* WRITTEN PROBLEM
Within the records below, find each line that holds the string "upper", then copy it.

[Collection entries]
## Begin
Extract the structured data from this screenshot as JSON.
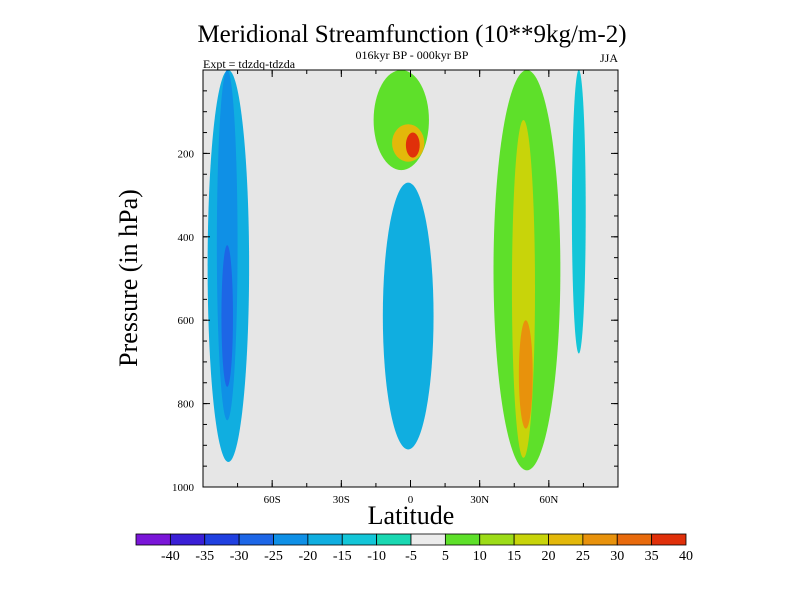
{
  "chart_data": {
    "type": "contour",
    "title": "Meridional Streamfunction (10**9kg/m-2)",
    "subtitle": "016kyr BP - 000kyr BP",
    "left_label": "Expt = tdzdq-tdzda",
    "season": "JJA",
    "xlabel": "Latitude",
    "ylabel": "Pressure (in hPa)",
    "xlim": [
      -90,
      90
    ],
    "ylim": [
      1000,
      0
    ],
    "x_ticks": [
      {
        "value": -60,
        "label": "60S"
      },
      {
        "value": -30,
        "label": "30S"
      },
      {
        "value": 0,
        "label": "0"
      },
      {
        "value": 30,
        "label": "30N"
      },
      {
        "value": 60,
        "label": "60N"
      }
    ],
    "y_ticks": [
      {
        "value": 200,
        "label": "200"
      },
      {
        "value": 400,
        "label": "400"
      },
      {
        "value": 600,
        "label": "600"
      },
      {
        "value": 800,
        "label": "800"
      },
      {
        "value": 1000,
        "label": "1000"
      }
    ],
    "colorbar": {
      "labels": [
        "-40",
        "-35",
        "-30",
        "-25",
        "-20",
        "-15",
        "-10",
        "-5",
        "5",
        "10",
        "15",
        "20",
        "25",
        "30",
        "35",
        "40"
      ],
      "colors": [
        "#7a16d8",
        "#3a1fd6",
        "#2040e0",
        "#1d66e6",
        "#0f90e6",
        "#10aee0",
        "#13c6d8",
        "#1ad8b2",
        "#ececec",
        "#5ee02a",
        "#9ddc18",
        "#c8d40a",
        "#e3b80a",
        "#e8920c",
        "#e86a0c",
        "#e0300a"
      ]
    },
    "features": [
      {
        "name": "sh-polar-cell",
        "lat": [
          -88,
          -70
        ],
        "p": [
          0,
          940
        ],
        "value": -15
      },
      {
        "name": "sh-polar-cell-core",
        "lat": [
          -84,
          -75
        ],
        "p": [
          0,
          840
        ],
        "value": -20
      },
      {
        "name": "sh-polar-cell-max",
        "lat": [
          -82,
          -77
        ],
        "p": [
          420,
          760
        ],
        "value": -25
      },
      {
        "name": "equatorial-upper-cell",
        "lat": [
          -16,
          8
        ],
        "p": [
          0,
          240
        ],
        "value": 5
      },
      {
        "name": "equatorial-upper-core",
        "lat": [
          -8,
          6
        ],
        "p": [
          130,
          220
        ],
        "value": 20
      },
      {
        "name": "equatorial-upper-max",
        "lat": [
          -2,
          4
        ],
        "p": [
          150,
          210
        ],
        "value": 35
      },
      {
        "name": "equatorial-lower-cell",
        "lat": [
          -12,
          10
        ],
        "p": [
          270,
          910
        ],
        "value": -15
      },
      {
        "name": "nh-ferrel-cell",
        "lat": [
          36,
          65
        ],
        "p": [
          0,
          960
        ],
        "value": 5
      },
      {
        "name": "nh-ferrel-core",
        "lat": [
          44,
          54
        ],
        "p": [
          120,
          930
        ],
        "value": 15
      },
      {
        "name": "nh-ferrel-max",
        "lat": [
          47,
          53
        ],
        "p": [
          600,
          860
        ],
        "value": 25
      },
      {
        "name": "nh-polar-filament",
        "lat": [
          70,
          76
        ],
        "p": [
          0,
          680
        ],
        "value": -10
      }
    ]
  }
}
## End
* RESULT
        "name": "equatorial-upper-cell",
        "name": "equatorial-upper-core",
        "name": "equatorial-upper-max",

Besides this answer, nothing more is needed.